══ Information provided

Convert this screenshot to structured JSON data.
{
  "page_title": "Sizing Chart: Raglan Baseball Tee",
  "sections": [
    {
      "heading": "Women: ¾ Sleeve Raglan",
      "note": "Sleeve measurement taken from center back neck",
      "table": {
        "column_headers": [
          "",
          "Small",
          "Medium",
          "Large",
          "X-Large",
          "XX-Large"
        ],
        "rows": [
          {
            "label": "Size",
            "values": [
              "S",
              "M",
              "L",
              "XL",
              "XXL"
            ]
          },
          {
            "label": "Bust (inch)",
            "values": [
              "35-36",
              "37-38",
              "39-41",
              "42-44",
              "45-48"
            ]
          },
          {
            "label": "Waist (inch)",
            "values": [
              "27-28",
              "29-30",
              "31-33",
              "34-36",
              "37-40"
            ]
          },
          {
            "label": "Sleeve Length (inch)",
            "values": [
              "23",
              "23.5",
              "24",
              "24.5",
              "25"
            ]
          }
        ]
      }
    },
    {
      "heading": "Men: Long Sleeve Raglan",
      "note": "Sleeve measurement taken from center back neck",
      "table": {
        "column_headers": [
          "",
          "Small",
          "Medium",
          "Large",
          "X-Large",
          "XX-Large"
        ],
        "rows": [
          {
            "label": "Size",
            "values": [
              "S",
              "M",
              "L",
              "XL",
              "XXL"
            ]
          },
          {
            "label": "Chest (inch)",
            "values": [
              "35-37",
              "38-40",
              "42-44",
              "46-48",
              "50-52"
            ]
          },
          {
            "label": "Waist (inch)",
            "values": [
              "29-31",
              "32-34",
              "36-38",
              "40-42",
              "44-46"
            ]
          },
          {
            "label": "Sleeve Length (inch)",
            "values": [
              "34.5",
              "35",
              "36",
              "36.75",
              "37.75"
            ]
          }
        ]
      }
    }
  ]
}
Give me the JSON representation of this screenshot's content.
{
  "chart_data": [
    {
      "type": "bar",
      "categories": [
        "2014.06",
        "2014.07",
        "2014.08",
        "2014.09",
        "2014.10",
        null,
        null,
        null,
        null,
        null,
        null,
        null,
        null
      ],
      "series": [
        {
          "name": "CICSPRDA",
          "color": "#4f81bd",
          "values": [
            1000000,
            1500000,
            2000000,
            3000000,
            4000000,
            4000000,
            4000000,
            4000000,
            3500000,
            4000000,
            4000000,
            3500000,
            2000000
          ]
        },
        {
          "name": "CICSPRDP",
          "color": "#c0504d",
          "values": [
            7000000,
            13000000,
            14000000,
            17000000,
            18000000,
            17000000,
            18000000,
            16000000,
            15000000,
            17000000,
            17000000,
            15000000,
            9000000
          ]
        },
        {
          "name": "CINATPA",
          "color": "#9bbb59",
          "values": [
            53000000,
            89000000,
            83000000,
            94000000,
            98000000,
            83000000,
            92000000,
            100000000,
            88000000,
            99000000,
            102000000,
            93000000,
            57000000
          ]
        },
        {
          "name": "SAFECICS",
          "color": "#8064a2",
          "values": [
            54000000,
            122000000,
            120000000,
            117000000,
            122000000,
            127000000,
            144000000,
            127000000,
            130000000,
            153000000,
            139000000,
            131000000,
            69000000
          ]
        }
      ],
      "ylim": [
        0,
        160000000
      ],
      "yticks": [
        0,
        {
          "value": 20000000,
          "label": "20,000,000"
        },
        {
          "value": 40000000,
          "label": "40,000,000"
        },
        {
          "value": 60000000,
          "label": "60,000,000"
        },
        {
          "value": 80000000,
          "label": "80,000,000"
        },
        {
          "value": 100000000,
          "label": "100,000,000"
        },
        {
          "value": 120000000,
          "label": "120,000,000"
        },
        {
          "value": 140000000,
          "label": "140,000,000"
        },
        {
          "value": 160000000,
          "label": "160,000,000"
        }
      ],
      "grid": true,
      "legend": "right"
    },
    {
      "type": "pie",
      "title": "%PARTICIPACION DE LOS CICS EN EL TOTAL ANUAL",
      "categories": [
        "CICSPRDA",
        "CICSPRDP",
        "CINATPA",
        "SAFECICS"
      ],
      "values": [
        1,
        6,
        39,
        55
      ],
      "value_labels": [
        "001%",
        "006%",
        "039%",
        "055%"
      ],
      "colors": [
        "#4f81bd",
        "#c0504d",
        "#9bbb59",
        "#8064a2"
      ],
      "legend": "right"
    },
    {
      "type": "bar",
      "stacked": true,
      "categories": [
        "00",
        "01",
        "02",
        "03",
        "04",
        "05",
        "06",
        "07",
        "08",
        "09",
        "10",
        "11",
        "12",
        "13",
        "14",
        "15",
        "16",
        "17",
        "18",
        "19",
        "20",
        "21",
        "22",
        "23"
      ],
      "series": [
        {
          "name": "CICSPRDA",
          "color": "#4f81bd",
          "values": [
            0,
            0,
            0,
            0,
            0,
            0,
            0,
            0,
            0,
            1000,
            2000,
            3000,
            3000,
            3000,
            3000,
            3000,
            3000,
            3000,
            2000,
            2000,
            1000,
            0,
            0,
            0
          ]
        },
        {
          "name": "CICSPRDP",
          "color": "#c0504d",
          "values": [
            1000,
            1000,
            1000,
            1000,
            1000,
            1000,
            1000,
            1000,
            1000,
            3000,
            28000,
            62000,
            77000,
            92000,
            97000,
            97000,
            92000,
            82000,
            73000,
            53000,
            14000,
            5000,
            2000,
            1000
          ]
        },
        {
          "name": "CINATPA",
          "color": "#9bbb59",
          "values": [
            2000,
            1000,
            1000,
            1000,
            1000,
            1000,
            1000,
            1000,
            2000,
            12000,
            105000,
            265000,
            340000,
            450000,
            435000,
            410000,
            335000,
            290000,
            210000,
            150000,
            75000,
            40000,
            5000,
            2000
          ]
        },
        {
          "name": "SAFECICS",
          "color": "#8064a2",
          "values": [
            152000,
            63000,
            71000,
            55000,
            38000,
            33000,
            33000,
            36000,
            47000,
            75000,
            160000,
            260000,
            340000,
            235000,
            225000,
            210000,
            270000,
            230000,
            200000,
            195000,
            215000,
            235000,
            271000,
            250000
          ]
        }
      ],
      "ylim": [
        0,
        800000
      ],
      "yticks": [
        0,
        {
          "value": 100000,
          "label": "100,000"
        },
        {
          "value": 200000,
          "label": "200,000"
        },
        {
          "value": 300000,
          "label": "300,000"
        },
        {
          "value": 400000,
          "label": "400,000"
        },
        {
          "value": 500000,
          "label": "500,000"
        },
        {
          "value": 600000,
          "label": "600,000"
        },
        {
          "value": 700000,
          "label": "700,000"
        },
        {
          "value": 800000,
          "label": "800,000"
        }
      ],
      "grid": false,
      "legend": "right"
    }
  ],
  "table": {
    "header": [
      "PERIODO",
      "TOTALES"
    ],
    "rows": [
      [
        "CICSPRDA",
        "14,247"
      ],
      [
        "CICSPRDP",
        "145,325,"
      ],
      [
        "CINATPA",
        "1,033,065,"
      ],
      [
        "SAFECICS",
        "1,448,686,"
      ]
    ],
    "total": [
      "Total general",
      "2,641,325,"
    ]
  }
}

════

Your task>
Repeat the data precisely, reproducing every entry.

Finished exercise>
Convert this screenshot to structured JSON data.
{
  "page_title": "Sizing Chart: Raglan Baseball Tee",
  "sections": [
    {
      "heading": "Women: ¾ Sleeve Raglan",
      "note": "Sleeve measurement taken from center back neck",
      "table": {
        "column_headers": [
          "",
          "Small",
          "Medium",
          "Large",
          "X-Large",
          "XX-Large"
        ],
        "rows": [
          {
            "label": "Size",
            "values": [
              "S",
              "M",
              "L",
              "XL",
              "XXL"
            ]
          },
          {
            "label": "Bust (inch)",
            "values": [
              "35-36",
              "37-38",
              "39-41",
              "42-44",
              "45-48"
            ]
          },
          {
            "label": "Waist (inch)",
            "values": [
              "27-28",
              "29-30",
              "31-33",
              "34-36",
              "37-40"
            ]
          },
          {
            "label": "Sleeve Length (inch)",
            "values": [
              "23",
              "23.5",
              "24",
              "24.5",
              "25"
            ]
          }
        ]
      }
    },
    {
      "heading": "Men: Long Sleeve Raglan",
      "note": "Sleeve measurement taken from center back neck",
      "table": {
        "column_headers": [
          "",
          "Small",
          "Medium",
          "Large",
          "X-Large",
          "XX-Large"
        ],
        "rows": [
          {
            "label": "Size",
            "values": [
              "S",
              "M",
              "L",
              "XL",
              "XXL"
            ]
          },
          {
            "label": "Chest (inch)",
            "values": [
              "35-37",
              "38-40",
              "42-44",
              "46-48",
              "50-52"
            ]
          },
          {
            "label": "Waist (inch)",
            "values": [
              "29-31",
              "32-34",
              "36-38",
              "40-42",
              "44-46"
            ]
          },
          {
            "label": "Sleeve Length (inch)",
            "values": [
              "34.5",
              "35",
              "36",
              "36.75",
              "37.75"
            ]
          }
        ]
      }
    }
  ]
}
Give me the JSON representation of this screenshot's content.
{
  "chart_data": [
    {
      "type": "bar",
      "categories": [
        "2014.06",
        "2014.07",
        "2014.08",
        "2014.09",
        "2014.10",
        null,
        null,
        null,
        null,
        null,
        null,
        null,
        null
      ],
      "series": [
        {
          "name": "CICSPRDA",
          "color": "#4f81bd",
          "values": [
            1000000,
            1500000,
            2000000,
            3000000,
            4000000,
            4000000,
            4000000,
            4000000,
            3500000,
            4000000,
            4000000,
            3500000,
            2000000
          ]
        },
        {
          "name": "CICSPRDP",
          "color": "#c0504d",
          "values": [
            7000000,
            13000000,
            14000000,
            17000000,
            18000000,
            17000000,
            18000000,
            16000000,
            15000000,
            17000000,
            17000000,
            15000000,
            9000000
          ]
        },
        {
          "name": "CINATPA",
          "color": "#9bbb59",
          "values": [
            53000000,
            89000000,
            83000000,
            94000000,
            98000000,
            83000000,
            92000000,
            100000000,
            88000000,
            99000000,
            102000000,
            93000000,
            57000000
          ]
        },
        {
          "name": "SAFECICS",
          "color": "#8064a2",
          "values": [
            54000000,
            122000000,
            120000000,
            117000000,
            122000000,
            127000000,
            144000000,
            127000000,
            130000000,
            153000000,
            139000000,
            131000000,
            69000000
          ]
        }
      ],
      "ylim": [
        0,
        160000000
      ],
      "yticks": [
        0,
        {
          "value": 20000000,
          "label": "20,000,000"
        },
        {
          "value": 40000000,
          "label": "40,000,000"
        },
        {
          "value": 60000000,
          "label": "60,000,000"
        },
        {
          "value": 80000000,
          "label": "80,000,000"
        },
        {
          "value": 100000000,
          "label": "100,000,000"
        },
        {
          "value": 120000000,
          "label": "120,000,000"
        },
        {
          "value": 140000000,
          "label": "140,000,000"
        },
        {
          "value": 160000000,
          "label": "160,000,000"
        }
      ],
      "grid": true,
      "legend": "right"
    },
    {
      "type": "pie",
      "title": "%PARTICIPACION DE LOS CICS EN EL TOTAL ANUAL",
      "categories": [
        "CICSPRDA",
        "CICSPRDP",
        "CINATPA",
        "SAFECICS"
      ],
      "values": [
        1,
        6,
        39,
        55
      ],
      "value_labels": [
        "001%",
        "006%",
        "039%",
        "055%"
      ],
      "colors": [
        "#4f81bd",
        "#c0504d",
        "#9bbb59",
        "#8064a2"
      ],
      "legend": "right"
    },
    {
      "type": "bar",
      "stacked": true,
      "categories": [
        "00",
        "01",
        "02",
        "03",
        "04",
        "05",
        "06",
        "07",
        "08",
        "09",
        "10",
        "11",
        "12",
        "13",
        "14",
        "15",
        "16",
        "17",
        "18",
        "19",
        "20",
        "21",
        "22",
        "23"
      ],
      "series": [
        {
          "name": "CICSPRDA",
          "color": "#4f81bd",
          "values": [
            0,
            0,
            0,
            0,
            0,
            0,
            0,
            0,
            0,
            1000,
            2000,
            3000,
            3000,
            3000,
            3000,
            3000,
            3000,
            3000,
            2000,
            2000,
            1000,
            0,
            0,
            0
          ]
        },
        {
          "name": "CICSPRDP",
          "color": "#c0504d",
          "values": [
            1000,
            1000,
            1000,
            1000,
            1000,
            1000,
            1000,
            1000,
            1000,
            3000,
            28000,
            62000,
            77000,
            92000,
            97000,
            97000,
            92000,
            82000,
            73000,
            53000,
            14000,
            5000,
            2000,
            1000
          ]
        },
        {
          "name": "CINATPA",
          "color": "#9bbb59",
          "values": [
            2000,
            1000,
            1000,
            1000,
            1000,
            1000,
            1000,
            1000,
            2000,
            12000,
            105000,
            265000,
            340000,
            450000,
            435000,
            410000,
            335000,
            290000,
            210000,
            150000,
            75000,
            40000,
            5000,
            2000
          ]
        },
        {
          "name": "SAFECICS",
          "color": "#8064a2",
          "values": [
            152000,
            63000,
            71000,
            55000,
            38000,
            33000,
            33000,
            36000,
            47000,
            75000,
            160000,
            260000,
            340000,
            235000,
            225000,
            210000,
            270000,
            230000,
            200000,
            195000,
            215000,
            235000,
            271000,
            250000
          ]
        }
      ],
      "ylim": [
        0,
        800000
      ],
      "yticks": [
        0,
        {
          "value": 100000,
          "label": "100,000"
        },
        {
          "value": 200000,
          "label": "200,000"
        },
        {
          "value": 300000,
          "label": "300,000"
        },
        {
          "value": 400000,
          "label": "400,000"
        },
        {
          "value": 500000,
          "label": "500,000"
        },
        {
          "value": 600000,
          "label": "600,000"
        },
        {
          "value": 700000,
          "label": "700,000"
        },
        {
          "value": 800000,
          "label": "800,000"
        }
      ],
      "grid": false,
      "legend": "right"
    }
  ],
  "table": {
    "header": [
      "PERIODO",
      "TOTALES"
    ],
    "rows": [
      [
        "CICSPRDA",
        "14,247"
      ],
      [
        "CICSPRDP",
        "145,325,"
      ],
      [
        "CINATPA",
        "1,033,065,"
      ],
      [
        "SAFECICS",
        "1,448,686,"
      ]
    ],
    "total": [
      "Total general",
      "2,641,325,"
    ]
  }
}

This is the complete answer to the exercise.